[Stored data entries]:

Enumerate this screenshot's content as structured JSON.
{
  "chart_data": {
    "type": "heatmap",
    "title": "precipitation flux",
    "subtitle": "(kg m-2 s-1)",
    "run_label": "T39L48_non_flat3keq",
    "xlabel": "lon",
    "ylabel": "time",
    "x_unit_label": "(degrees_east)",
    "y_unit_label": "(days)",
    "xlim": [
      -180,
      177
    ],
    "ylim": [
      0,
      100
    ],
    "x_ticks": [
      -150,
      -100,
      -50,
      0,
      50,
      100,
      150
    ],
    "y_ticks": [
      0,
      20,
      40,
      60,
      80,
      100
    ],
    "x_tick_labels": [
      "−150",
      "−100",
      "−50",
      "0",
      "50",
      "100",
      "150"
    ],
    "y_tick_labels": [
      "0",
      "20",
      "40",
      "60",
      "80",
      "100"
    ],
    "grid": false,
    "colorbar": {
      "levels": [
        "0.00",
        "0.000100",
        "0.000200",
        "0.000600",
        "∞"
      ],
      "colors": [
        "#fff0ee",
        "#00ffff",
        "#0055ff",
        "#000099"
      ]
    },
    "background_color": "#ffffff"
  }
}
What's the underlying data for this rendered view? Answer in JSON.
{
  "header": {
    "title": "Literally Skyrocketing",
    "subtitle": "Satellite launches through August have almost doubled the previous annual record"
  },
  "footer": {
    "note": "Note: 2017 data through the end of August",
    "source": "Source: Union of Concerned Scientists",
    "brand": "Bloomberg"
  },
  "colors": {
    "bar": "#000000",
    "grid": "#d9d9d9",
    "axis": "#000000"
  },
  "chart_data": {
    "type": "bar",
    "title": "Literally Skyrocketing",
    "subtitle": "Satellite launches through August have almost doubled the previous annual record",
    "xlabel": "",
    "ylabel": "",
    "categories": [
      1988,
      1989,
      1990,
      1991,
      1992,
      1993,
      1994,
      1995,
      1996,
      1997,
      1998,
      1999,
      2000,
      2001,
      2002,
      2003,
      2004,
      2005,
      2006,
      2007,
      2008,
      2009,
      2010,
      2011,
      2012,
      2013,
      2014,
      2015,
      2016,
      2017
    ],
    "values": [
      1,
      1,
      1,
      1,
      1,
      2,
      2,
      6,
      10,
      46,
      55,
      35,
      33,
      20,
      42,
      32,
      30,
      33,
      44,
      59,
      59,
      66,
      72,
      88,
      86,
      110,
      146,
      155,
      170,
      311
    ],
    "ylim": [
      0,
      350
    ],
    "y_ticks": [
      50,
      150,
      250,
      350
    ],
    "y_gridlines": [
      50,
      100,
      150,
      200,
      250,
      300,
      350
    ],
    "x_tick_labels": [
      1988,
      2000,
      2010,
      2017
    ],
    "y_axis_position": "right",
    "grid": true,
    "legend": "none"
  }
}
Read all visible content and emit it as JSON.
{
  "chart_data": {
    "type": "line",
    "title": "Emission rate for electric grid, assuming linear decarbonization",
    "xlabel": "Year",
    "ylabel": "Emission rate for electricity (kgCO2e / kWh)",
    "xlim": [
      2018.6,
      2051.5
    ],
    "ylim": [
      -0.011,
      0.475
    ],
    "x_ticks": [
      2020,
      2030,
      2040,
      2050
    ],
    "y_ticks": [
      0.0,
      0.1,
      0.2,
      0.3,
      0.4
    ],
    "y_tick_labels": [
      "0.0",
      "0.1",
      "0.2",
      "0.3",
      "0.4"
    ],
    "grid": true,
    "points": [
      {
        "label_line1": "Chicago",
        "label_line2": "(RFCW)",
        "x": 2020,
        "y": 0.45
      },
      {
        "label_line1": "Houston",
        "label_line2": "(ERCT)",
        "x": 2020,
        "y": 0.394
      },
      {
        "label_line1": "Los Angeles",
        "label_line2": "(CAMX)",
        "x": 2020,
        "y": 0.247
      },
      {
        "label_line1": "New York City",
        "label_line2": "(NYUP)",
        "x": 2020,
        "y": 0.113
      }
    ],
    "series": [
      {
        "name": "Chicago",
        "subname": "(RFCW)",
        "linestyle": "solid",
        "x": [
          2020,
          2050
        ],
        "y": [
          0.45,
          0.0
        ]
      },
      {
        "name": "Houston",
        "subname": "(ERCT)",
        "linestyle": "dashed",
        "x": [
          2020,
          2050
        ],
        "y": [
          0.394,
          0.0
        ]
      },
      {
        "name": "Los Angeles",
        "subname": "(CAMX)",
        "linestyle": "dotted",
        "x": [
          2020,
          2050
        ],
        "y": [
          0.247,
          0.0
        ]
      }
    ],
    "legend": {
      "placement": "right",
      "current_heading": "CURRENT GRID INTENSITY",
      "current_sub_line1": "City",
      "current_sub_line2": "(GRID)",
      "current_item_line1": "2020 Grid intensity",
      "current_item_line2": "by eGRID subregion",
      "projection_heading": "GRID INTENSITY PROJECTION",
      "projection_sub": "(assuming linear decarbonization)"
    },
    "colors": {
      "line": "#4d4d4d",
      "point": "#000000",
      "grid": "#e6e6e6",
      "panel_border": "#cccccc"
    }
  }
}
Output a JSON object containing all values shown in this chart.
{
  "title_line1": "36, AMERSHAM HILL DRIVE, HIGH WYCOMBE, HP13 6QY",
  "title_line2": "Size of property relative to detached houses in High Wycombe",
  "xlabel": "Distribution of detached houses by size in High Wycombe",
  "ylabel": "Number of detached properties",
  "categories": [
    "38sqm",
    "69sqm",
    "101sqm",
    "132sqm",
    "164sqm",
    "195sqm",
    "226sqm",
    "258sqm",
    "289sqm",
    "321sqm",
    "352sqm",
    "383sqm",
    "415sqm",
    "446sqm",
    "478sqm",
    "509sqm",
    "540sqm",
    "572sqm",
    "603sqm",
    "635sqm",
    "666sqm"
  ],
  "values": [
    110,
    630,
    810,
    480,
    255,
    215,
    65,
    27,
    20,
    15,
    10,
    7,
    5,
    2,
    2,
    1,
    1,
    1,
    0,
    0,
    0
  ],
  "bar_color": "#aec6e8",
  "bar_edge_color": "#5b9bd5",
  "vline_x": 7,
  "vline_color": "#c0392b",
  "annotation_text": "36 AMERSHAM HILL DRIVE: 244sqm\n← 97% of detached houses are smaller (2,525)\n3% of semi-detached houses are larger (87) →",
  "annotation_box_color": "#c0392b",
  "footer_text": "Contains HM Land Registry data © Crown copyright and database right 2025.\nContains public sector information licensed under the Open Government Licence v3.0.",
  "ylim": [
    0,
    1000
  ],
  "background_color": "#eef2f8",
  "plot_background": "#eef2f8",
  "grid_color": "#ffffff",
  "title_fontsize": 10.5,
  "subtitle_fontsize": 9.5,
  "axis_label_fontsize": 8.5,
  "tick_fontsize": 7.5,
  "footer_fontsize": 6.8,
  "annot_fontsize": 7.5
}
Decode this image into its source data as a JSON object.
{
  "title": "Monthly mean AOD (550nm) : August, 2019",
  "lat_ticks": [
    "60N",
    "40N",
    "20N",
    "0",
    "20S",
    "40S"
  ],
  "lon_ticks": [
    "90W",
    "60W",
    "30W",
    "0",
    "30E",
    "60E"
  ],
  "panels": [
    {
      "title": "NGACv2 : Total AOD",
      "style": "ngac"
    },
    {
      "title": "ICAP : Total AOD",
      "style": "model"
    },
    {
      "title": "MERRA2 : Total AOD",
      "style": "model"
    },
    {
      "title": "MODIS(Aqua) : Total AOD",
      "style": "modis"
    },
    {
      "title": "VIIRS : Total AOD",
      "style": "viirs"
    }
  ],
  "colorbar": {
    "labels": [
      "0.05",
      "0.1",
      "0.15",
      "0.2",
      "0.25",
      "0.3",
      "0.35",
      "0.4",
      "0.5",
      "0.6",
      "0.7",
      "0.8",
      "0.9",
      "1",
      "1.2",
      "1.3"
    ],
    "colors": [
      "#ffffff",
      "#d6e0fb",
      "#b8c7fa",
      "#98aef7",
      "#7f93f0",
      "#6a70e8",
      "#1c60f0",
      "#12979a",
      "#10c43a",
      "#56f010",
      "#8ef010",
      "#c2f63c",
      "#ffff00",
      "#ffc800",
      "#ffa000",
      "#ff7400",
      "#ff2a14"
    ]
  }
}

[Aim]: Of the lines above, copy each that contains "subname".

[Answer to this task]:
        "subname": "(RFCW)",
        "subname": "(ERCT)",
        "subname": "(CAMX)",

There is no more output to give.